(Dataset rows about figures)
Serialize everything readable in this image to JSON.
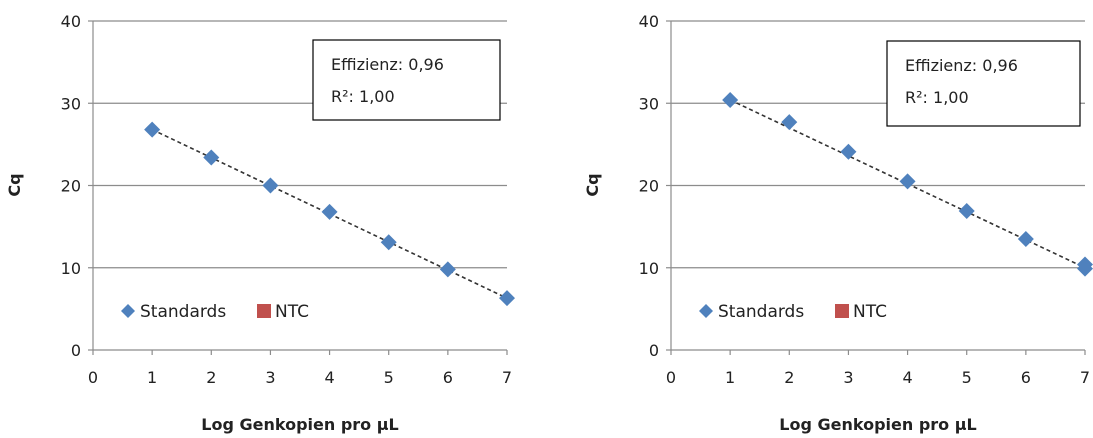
{
  "chart_data": [
    {
      "type": "scatter",
      "xlabel": "Log Genkopien pro µL",
      "ylabel": "Cq",
      "xlim": [
        0,
        7
      ],
      "ylim": [
        0,
        40
      ],
      "x_ticks": [
        "0",
        "1",
        "2",
        "3",
        "4",
        "5",
        "6",
        "7"
      ],
      "y_ticks": [
        "0",
        "10",
        "20",
        "30",
        "40"
      ],
      "grid": "horizontal",
      "legend_position": "bottom-left",
      "annotation": {
        "line1": "Effizienz: 0,96",
        "line2": "R²: 1,00"
      },
      "series": [
        {
          "name": "Standards",
          "color": "#4f81bd",
          "marker": "diamond",
          "x": [
            1,
            2,
            3,
            4,
            5,
            6,
            7
          ],
          "y": [
            26.8,
            23.4,
            20.0,
            16.8,
            13.1,
            9.8,
            6.3
          ]
        },
        {
          "name": "NTC",
          "color": "#c0504d",
          "marker": "square",
          "x": [],
          "y": []
        }
      ],
      "trendline": {
        "style": "dashed",
        "from": [
          1,
          26.8
        ],
        "to": [
          7,
          6.3
        ]
      }
    },
    {
      "type": "scatter",
      "xlabel": "Log Genkopien pro µL",
      "ylabel": "Cq",
      "xlim": [
        0,
        7
      ],
      "ylim": [
        0,
        40
      ],
      "x_ticks": [
        "0",
        "1",
        "2",
        "3",
        "4",
        "5",
        "6",
        "7"
      ],
      "y_ticks": [
        "0",
        "10",
        "20",
        "30",
        "40"
      ],
      "grid": "horizontal",
      "legend_position": "bottom-left",
      "annotation": {
        "line1": "Effizienz: 0,96",
        "line2": "R²: 1,00"
      },
      "series": [
        {
          "name": "Standards",
          "color": "#4f81bd",
          "marker": "diamond",
          "x": [
            1,
            2,
            3,
            4,
            5,
            6,
            7,
            7
          ],
          "y": [
            30.4,
            27.7,
            24.1,
            20.5,
            16.9,
            13.5,
            10.4,
            9.9
          ]
        },
        {
          "name": "NTC",
          "color": "#c0504d",
          "marker": "square",
          "x": [],
          "y": []
        }
      ],
      "trendline": {
        "style": "dashed",
        "from": [
          1,
          30.4
        ],
        "to": [
          7,
          10.0
        ]
      }
    }
  ]
}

Task requirements:
Skipping the pictures, transcribe each line above exactly as it appears.

Answer for the task:
Serialize everything readable in this image to JSON.
{
  "chart_data": [
    {
      "type": "scatter",
      "xlabel": "Log Genkopien pro µL",
      "ylabel": "Cq",
      "xlim": [
        0,
        7
      ],
      "ylim": [
        0,
        40
      ],
      "x_ticks": [
        "0",
        "1",
        "2",
        "3",
        "4",
        "5",
        "6",
        "7"
      ],
      "y_ticks": [
        "0",
        "10",
        "20",
        "30",
        "40"
      ],
      "grid": "horizontal",
      "legend_position": "bottom-left",
      "annotation": {
        "line1": "Effizienz: 0,96",
        "line2": "R²: 1,00"
      },
      "series": [
        {
          "name": "Standards",
          "color": "#4f81bd",
          "marker": "diamond",
          "x": [
            1,
            2,
            3,
            4,
            5,
            6,
            7
          ],
          "y": [
            26.8,
            23.4,
            20.0,
            16.8,
            13.1,
            9.8,
            6.3
          ]
        },
        {
          "name": "NTC",
          "color": "#c0504d",
          "marker": "square",
          "x": [],
          "y": []
        }
      ],
      "trendline": {
        "style": "dashed",
        "from": [
          1,
          26.8
        ],
        "to": [
          7,
          6.3
        ]
      }
    },
    {
      "type": "scatter",
      "xlabel": "Log Genkopien pro µL",
      "ylabel": "Cq",
      "xlim": [
        0,
        7
      ],
      "ylim": [
        0,
        40
      ],
      "x_ticks": [
        "0",
        "1",
        "2",
        "3",
        "4",
        "5",
        "6",
        "7"
      ],
      "y_ticks": [
        "0",
        "10",
        "20",
        "30",
        "40"
      ],
      "grid": "horizontal",
      "legend_position": "bottom-left",
      "annotation": {
        "line1": "Effizienz: 0,96",
        "line2": "R²: 1,00"
      },
      "series": [
        {
          "name": "Standards",
          "color": "#4f81bd",
          "marker": "diamond",
          "x": [
            1,
            2,
            3,
            4,
            5,
            6,
            7,
            7
          ],
          "y": [
            30.4,
            27.7,
            24.1,
            20.5,
            16.9,
            13.5,
            10.4,
            9.9
          ]
        },
        {
          "name": "NTC",
          "color": "#c0504d",
          "marker": "square",
          "x": [],
          "y": []
        }
      ],
      "trendline": {
        "style": "dashed",
        "from": [
          1,
          30.4
        ],
        "to": [
          7,
          10.0
        ]
      }
    }
  ]
}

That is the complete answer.